▸ **WHAT TO PRODUCE**
Quote the listing below in its entirety, omitting every image.

▸ **RECORDS SHOWN**

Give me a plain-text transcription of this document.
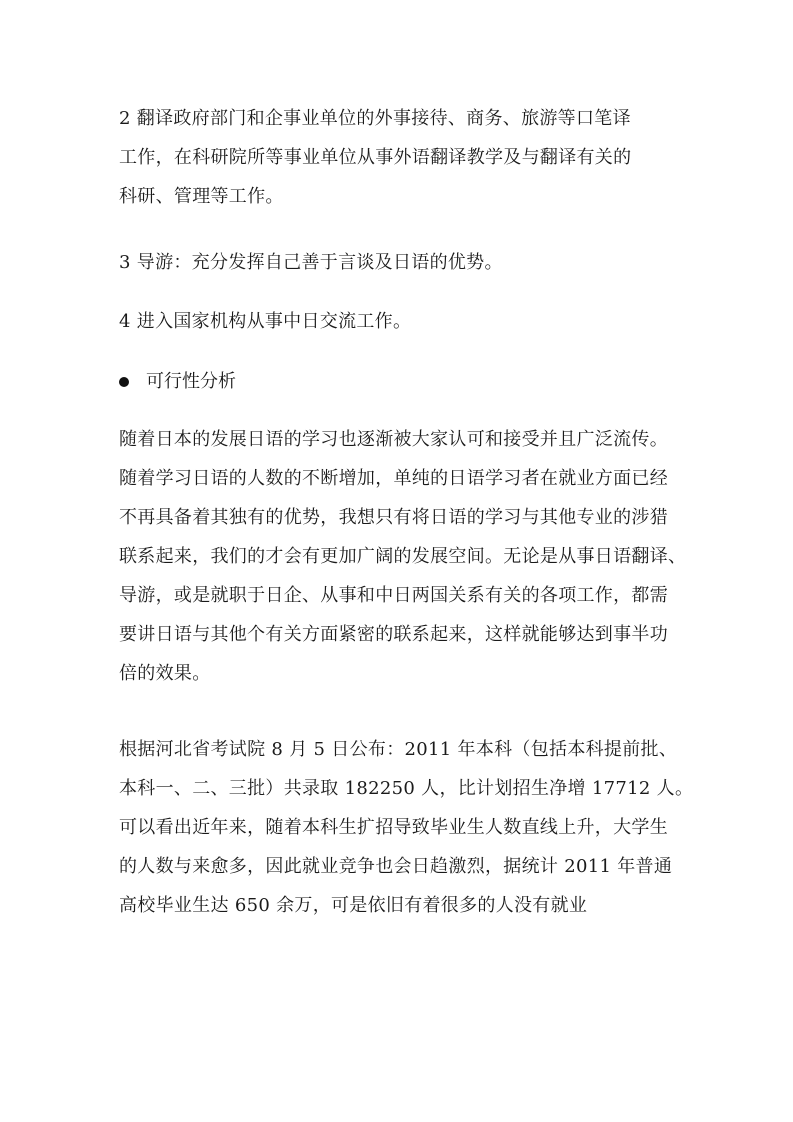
2 翻译政府部门和企事业单位的外事接待、商务、旅游等口笔译
工作，在科研院所等事业单位从事外语翻译教学及与翻译有关的
科研、管理等工作。
3 导游：充分发挥自己善于言谈及日语的优势。
4 进入国家机构从事中日交流工作。
可行性分析
随着日本的发展日语的学习也逐渐被大家认可和接受并且广泛流传。
随着学习日语的人数的不断增加，单纯的日语学习者在就业方面已经
不再具备着其独有的优势，我想只有将日语的学习与其他专业的涉猎
联系起来，我们的才会有更加广阔的发展空间。无论是从事日语翻译、
导游，或是就职于日企、从事和中日两国关系有关的各项工作，都需
要讲日语与其他个有关方面紧密的联系起来，这样就能够达到事半功
倍的效果。
根据河北省考试院 8 月 5 日公布：2011 年本科（包括本科提前批、
本科一、二、三批）共录取 182250 人，比计划招生净增 17712 人。
可以看出近年来，随着本科生扩招导致毕业生人数直线上升，大学生
的人数与来愈多，因此就业竞争也会日趋激烈，据统计 2011 年普通
高校毕业生达 650 余万，可是依旧有着很多的人没有就业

▸ **FULL RESPONSE**
Give me a plain-text transcription of this document.
2 翻译政府部门和企事业单位的外事接待、商务、旅游等口笔译
工作，在科研院所等事业单位从事外语翻译教学及与翻译有关的
科研、管理等工作。
3 导游：充分发挥自己善于言谈及日语的优势。
4 进入国家机构从事中日交流工作。
可行性分析
随着日本的发展日语的学习也逐渐被大家认可和接受并且广泛流传。
随着学习日语的人数的不断增加，单纯的日语学习者在就业方面已经
不再具备着其独有的优势，我想只有将日语的学习与其他专业的涉猎
联系起来，我们的才会有更加广阔的发展空间。无论是从事日语翻译、
导游，或是就职于日企、从事和中日两国关系有关的各项工作，都需
要讲日语与其他个有关方面紧密的联系起来，这样就能够达到事半功
倍的效果。
根据河北省考试院 8 月 5 日公布：2011 年本科（包括本科提前批、
本科一、二、三批）共录取 182250 人，比计划招生净增 17712 人。
可以看出近年来，随着本科生扩招导致毕业生人数直线上升，大学生
的人数与来愈多，因此就业竞争也会日趋激烈，据统计 2011 年普通
高校毕业生达 650 余万，可是依旧有着很多的人没有就业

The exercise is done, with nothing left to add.